## Required task
Wherever a line below holds the word "mean", copy that line.

######

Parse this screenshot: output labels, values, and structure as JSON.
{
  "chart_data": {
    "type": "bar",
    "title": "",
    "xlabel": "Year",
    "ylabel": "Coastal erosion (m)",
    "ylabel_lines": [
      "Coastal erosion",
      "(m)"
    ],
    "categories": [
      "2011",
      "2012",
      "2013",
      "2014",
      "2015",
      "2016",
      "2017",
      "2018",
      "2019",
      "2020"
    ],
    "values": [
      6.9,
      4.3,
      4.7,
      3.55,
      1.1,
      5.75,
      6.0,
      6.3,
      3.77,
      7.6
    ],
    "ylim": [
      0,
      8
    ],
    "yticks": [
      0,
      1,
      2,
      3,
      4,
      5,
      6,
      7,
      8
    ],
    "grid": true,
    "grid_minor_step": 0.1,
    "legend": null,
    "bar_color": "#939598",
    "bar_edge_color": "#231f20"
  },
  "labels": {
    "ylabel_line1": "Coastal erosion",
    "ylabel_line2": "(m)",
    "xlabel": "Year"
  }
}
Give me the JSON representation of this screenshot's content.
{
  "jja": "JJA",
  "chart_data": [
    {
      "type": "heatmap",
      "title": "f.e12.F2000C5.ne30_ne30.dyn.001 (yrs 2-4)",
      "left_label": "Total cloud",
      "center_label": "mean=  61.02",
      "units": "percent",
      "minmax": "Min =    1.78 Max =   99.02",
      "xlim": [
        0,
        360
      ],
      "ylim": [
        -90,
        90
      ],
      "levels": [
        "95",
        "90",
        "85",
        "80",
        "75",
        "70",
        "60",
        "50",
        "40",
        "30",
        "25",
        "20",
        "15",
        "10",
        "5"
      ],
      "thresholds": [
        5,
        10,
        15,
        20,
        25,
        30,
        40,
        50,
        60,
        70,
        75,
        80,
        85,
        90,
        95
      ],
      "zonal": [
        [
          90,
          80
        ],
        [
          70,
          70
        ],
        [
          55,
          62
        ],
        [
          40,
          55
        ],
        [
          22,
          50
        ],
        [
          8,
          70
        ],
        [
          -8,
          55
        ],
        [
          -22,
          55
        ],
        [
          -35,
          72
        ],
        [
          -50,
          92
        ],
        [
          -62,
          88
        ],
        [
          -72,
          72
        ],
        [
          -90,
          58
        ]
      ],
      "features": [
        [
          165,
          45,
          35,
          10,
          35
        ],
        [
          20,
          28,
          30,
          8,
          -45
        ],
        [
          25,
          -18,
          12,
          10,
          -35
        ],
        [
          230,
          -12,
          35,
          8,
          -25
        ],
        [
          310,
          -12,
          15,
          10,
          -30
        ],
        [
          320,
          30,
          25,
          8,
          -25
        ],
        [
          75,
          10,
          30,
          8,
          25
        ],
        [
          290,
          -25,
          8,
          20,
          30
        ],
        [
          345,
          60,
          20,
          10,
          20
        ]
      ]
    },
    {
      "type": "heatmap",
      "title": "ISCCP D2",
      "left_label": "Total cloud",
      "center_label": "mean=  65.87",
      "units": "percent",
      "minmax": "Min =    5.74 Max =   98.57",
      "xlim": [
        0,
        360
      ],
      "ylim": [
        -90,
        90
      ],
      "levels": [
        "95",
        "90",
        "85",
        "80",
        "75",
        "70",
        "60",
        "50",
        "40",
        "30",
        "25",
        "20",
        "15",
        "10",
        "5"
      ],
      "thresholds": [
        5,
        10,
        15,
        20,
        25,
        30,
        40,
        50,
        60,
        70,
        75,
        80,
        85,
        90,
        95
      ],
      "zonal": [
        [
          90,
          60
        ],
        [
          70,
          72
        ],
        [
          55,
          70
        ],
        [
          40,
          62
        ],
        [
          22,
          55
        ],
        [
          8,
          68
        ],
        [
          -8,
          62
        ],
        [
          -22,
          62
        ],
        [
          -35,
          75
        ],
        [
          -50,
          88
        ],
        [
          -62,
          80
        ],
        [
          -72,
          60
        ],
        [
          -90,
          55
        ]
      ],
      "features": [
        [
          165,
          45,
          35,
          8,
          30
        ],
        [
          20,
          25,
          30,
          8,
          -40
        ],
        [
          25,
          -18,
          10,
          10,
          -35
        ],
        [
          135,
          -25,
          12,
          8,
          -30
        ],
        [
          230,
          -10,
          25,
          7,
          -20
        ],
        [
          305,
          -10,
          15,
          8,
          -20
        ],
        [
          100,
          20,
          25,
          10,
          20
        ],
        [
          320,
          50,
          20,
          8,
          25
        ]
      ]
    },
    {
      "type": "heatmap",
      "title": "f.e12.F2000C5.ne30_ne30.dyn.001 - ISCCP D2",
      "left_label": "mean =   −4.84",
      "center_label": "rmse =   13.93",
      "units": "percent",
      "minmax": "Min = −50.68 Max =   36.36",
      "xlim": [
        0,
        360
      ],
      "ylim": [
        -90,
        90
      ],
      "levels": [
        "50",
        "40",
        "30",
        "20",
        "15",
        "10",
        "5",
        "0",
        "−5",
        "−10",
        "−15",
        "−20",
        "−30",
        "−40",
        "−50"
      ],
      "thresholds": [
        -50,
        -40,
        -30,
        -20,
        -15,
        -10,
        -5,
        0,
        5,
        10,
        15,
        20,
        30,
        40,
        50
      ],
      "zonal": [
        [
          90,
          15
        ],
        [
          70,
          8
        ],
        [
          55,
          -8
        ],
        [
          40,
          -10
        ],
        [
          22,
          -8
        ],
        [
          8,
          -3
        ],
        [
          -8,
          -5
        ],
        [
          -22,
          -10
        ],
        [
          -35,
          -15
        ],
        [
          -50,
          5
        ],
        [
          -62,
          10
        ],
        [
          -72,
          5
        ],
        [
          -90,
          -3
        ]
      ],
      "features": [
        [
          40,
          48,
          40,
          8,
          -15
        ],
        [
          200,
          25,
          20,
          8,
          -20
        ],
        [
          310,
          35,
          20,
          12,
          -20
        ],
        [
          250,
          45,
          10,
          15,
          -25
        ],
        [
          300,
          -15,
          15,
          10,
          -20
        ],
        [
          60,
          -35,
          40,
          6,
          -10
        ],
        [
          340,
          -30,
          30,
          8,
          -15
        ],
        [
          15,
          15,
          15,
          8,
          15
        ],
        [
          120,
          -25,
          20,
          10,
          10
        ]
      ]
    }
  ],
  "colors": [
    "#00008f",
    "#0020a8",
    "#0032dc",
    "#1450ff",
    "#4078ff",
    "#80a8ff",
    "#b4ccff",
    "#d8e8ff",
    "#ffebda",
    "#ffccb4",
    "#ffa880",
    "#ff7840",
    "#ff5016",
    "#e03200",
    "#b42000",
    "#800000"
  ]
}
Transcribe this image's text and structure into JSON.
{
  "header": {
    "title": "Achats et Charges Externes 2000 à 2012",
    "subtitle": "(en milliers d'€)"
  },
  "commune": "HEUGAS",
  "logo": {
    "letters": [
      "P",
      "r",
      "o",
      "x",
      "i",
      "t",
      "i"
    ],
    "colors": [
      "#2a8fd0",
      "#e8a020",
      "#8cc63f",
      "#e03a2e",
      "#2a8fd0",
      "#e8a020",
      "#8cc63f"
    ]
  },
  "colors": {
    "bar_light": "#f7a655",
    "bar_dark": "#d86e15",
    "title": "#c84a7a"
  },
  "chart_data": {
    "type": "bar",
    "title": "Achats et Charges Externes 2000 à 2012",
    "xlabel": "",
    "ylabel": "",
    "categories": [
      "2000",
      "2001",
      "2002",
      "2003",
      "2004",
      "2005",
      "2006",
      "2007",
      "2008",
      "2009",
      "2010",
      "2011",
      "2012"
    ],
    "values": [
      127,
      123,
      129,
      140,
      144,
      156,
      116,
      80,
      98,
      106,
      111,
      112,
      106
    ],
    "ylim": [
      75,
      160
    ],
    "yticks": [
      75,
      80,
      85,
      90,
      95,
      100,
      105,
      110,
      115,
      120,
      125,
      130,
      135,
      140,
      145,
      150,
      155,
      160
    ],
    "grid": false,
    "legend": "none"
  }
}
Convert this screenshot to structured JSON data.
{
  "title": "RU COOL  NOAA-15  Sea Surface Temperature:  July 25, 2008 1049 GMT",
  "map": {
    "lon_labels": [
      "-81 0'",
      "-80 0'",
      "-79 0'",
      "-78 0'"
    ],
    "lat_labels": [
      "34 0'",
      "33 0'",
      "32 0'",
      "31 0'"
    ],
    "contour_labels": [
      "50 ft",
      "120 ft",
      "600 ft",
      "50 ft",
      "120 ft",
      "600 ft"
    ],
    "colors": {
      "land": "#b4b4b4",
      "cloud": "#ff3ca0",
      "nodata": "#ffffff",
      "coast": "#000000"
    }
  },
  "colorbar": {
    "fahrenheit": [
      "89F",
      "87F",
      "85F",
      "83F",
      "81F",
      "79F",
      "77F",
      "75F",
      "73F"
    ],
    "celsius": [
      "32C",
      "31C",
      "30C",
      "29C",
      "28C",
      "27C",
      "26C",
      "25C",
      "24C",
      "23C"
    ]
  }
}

######

## Response to the task
      "center_label": "mean=  61.02",
      "center_label": "mean=  65.87",
      "left_label": "mean =   −4.84",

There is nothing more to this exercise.